── RECORDS TO USE
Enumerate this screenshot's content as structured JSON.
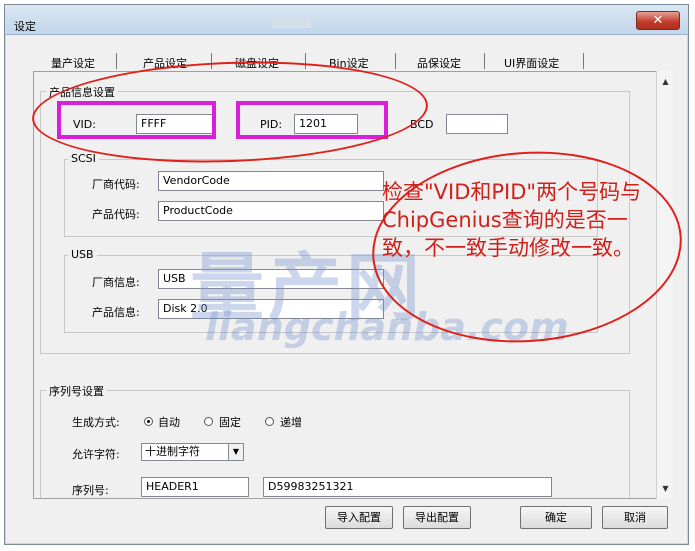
{
  "window": {
    "title": "设定",
    "close_symbol": "✕"
  },
  "tabs": [
    {
      "label": "量产设定"
    },
    {
      "label": "产品设定"
    },
    {
      "label": "磁盘设定"
    },
    {
      "label": "Bin设定"
    },
    {
      "label": "品保设定"
    },
    {
      "label": "UI界面设定"
    }
  ],
  "product_info": {
    "group_label": "产品信息设置",
    "vid_label": "VID:",
    "vid_value": "FFFF",
    "pid_label": "PID:",
    "pid_value": "1201",
    "bcd_label": "BCD",
    "bcd_value": ""
  },
  "scsi": {
    "group_label": "SCSI",
    "vendor_label": "厂商代码:",
    "vendor_value": "VendorCode",
    "product_label": "产品代码:",
    "product_value": "ProductCode"
  },
  "usb": {
    "group_label": "USB",
    "vendor_label": "厂商信息:",
    "vendor_value": "USB",
    "product_label": "产品信息:",
    "product_value": "Disk 2.0"
  },
  "serial": {
    "group_label": "序列号设置",
    "mode_label": "生成方式:",
    "mode_options": [
      "自动",
      "固定",
      "递增"
    ],
    "mode_selected": "自动",
    "charset_label": "允许字符:",
    "charset_value": "十进制字符",
    "serial_label": "序列号:",
    "serial_prefix": "HEADER1",
    "serial_value": "D59983251321"
  },
  "buttons": {
    "import": "导入配置",
    "export": "导出配置",
    "ok": "确定",
    "cancel": "取消"
  },
  "annotation": {
    "text": "检查\"VID和PID\"两个号码与ChipGenius查询的是否一致，不一致手动修改一致。",
    "color": "#d0201a",
    "highlight_color": "#d91fd9"
  },
  "watermark": {
    "title": "量产网",
    "subtitle": "liangchanba.com"
  }
}
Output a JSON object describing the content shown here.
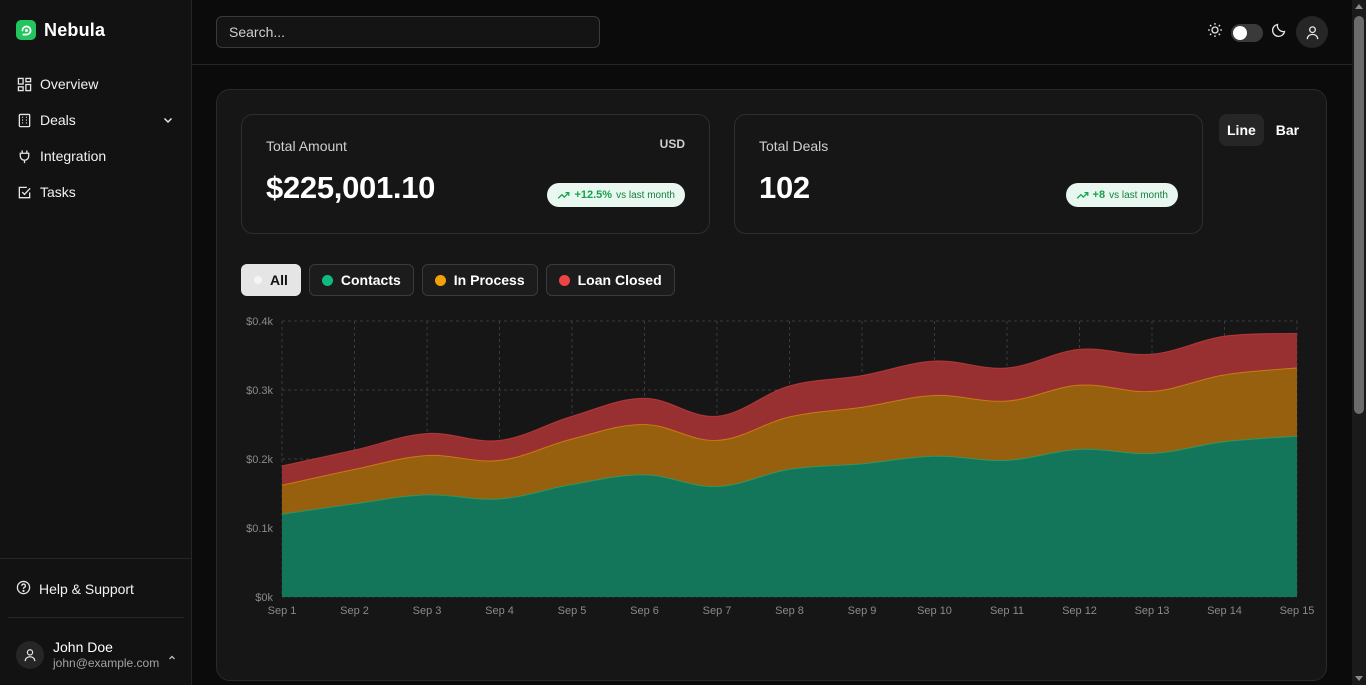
────
• REQUIRED TASK
Pictures stay out of the copy; please restate every record above exactly.

• TASK RESULT
Enumerate this screenshot's content as structured JSON.
{
  "window": {
    "title": "设定",
    "close_symbol": "✕"
  },
  "tabs": [
    {
      "label": "量产设定"
    },
    {
      "label": "产品设定"
    },
    {
      "label": "磁盘设定"
    },
    {
      "label": "Bin设定"
    },
    {
      "label": "品保设定"
    },
    {
      "label": "UI界面设定"
    }
  ],
  "product_info": {
    "group_label": "产品信息设置",
    "vid_label": "VID:",
    "vid_value": "FFFF",
    "pid_label": "PID:",
    "pid_value": "1201",
    "bcd_label": "BCD",
    "bcd_value": ""
  },
  "scsi": {
    "group_label": "SCSI",
    "vendor_label": "厂商代码:",
    "vendor_value": "VendorCode",
    "product_label": "产品代码:",
    "product_value": "ProductCode"
  },
  "usb": {
    "group_label": "USB",
    "vendor_label": "厂商信息:",
    "vendor_value": "USB",
    "product_label": "产品信息:",
    "product_value": "Disk 2.0"
  },
  "serial": {
    "group_label": "序列号设置",
    "mode_label": "生成方式:",
    "mode_options": [
      "自动",
      "固定",
      "递增"
    ],
    "mode_selected": "自动",
    "charset_label": "允许字符:",
    "charset_value": "十进制字符",
    "serial_label": "序列号:",
    "serial_prefix": "HEADER1",
    "serial_value": "D59983251321"
  },
  "buttons": {
    "import": "导入配置",
    "export": "导出配置",
    "ok": "确定",
    "cancel": "取消"
  },
  "annotation": {
    "text": "检查\"VID和PID\"两个号码与ChipGenius查询的是否一致，不一致手动修改一致。",
    "color": "#d0201a",
    "highlight_color": "#d91fd9"
  },
  "watermark": {
    "title": "量产网",
    "subtitle": "liangchanba.com"
  }
}
Output a JSON object describing the content shown here.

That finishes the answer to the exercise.